> **Exercise goal**: Quote each line of the material verbatim, without the pictures.

> **The input**:

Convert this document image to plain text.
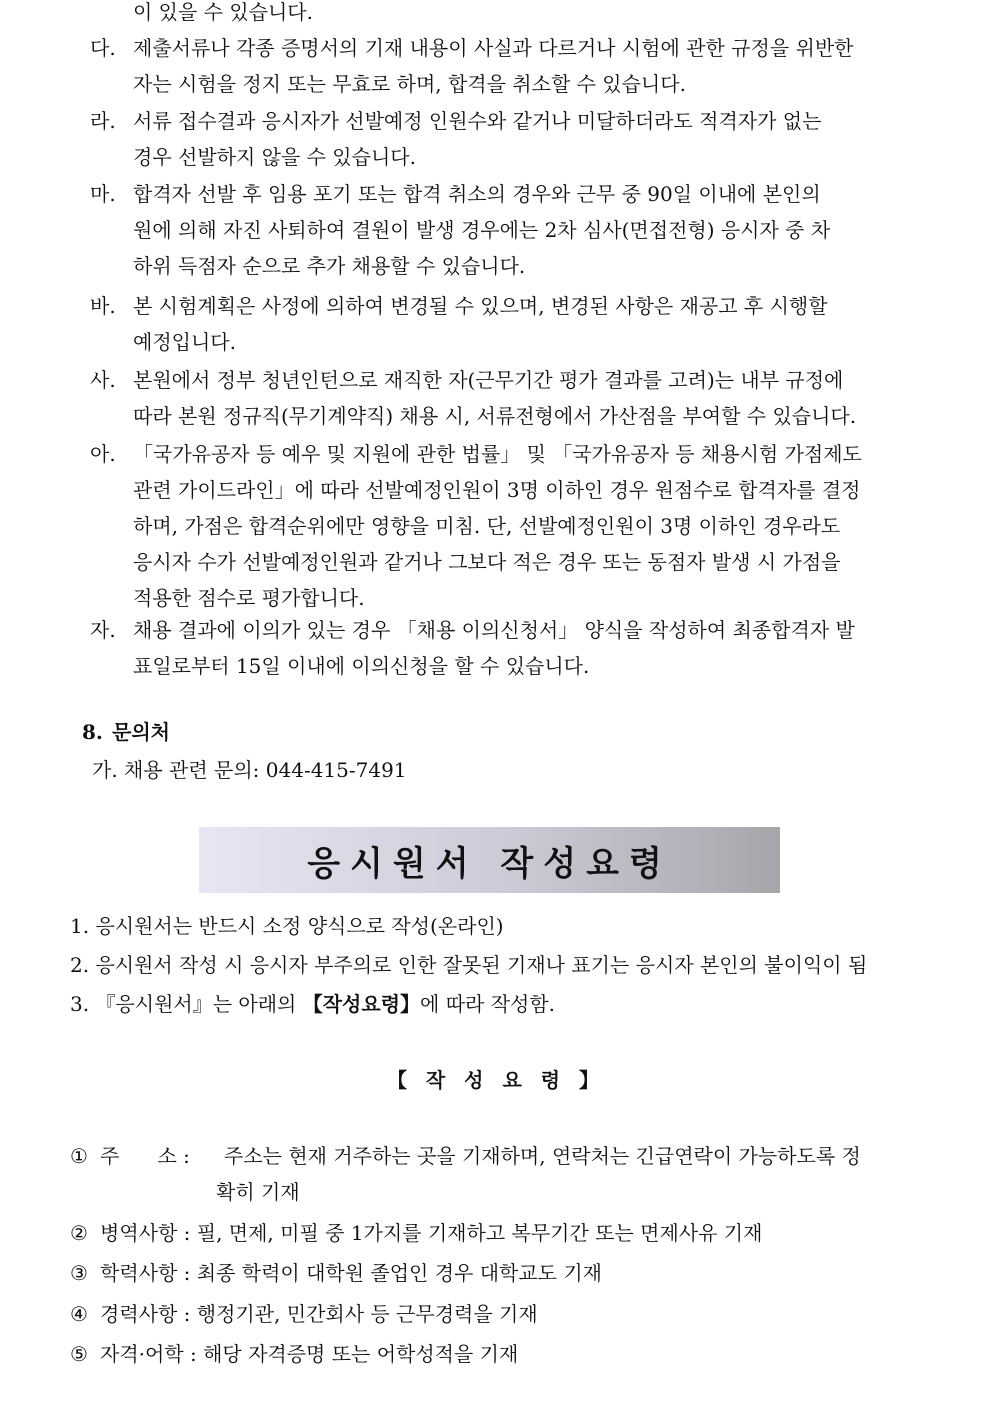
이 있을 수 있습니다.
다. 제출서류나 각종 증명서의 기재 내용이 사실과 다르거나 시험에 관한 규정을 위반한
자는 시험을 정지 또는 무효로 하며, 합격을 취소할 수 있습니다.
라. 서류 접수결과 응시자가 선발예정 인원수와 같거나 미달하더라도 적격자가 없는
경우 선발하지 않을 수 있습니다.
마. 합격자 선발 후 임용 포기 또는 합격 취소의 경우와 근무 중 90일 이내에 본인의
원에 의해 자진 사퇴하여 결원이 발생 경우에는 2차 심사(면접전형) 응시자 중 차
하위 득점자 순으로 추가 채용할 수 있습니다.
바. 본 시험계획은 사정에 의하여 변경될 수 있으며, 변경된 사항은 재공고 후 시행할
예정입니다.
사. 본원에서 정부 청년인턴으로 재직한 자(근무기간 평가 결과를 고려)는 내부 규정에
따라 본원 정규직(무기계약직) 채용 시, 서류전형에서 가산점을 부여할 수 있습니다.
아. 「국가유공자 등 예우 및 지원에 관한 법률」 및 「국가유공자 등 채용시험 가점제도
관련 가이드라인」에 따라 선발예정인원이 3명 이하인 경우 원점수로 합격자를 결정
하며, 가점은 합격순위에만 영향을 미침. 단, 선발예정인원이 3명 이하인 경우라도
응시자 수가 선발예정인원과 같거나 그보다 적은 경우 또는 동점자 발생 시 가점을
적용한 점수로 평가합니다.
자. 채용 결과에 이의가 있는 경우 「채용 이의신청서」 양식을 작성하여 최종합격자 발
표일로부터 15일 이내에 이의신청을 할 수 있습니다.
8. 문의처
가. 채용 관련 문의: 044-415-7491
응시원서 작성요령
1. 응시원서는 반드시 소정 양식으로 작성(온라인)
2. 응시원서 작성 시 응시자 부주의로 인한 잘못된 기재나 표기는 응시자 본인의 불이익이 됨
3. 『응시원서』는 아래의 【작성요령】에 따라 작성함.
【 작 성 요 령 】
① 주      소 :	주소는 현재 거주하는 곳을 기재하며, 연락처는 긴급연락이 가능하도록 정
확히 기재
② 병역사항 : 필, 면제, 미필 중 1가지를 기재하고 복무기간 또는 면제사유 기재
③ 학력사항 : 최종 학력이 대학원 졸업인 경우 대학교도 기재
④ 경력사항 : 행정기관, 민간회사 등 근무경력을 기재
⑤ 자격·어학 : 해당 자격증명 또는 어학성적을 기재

> **Answer to this task**:
Convert this document image to plain text.
이 있을 수 있습니다.
다. 제출서류나 각종 증명서의 기재 내용이 사실과 다르거나 시험에 관한 규정을 위반한
자는 시험을 정지 또는 무효로 하며, 합격을 취소할 수 있습니다.
라. 서류 접수결과 응시자가 선발예정 인원수와 같거나 미달하더라도 적격자가 없는
경우 선발하지 않을 수 있습니다.
마. 합격자 선발 후 임용 포기 또는 합격 취소의 경우와 근무 중 90일 이내에 본인의
원에 의해 자진 사퇴하여 결원이 발생 경우에는 2차 심사(면접전형) 응시자 중 차
하위 득점자 순으로 추가 채용할 수 있습니다.
바. 본 시험계획은 사정에 의하여 변경될 수 있으며, 변경된 사항은 재공고 후 시행할
예정입니다.
사. 본원에서 정부 청년인턴으로 재직한 자(근무기간 평가 결과를 고려)는 내부 규정에
따라 본원 정규직(무기계약직) 채용 시, 서류전형에서 가산점을 부여할 수 있습니다.
아. 「국가유공자 등 예우 및 지원에 관한 법률」 및 「국가유공자 등 채용시험 가점제도
관련 가이드라인」에 따라 선발예정인원이 3명 이하인 경우 원점수로 합격자를 결정
하며, 가점은 합격순위에만 영향을 미침. 단, 선발예정인원이 3명 이하인 경우라도
응시자 수가 선발예정인원과 같거나 그보다 적은 경우 또는 동점자 발생 시 가점을
적용한 점수로 평가합니다.
자. 채용 결과에 이의가 있는 경우 「채용 이의신청서」 양식을 작성하여 최종합격자 발
표일로부터 15일 이내에 이의신청을 할 수 있습니다.
8. 문의처
가. 채용 관련 문의: 044-415-7491
응시원서 작성요령
1. 응시원서는 반드시 소정 양식으로 작성(온라인)
2. 응시원서 작성 시 응시자 부주의로 인한 잘못된 기재나 표기는 응시자 본인의 불이익이 됨
3. 『응시원서』는 아래의 【작성요령】에 따라 작성함.
【 작 성 요 령 】
① 주      소 :	주소는 현재 거주하는 곳을 기재하며, 연락처는 긴급연락이 가능하도록 정
확히 기재
② 병역사항 : 필, 면제, 미필 중 1가지를 기재하고 복무기간 또는 면제사유 기재
③ 학력사항 : 최종 학력이 대학원 졸업인 경우 대학교도 기재
④ 경력사항 : 행정기관, 민간회사 등 근무경력을 기재
⑤ 자격·어학 : 해당 자격증명 또는 어학성적을 기재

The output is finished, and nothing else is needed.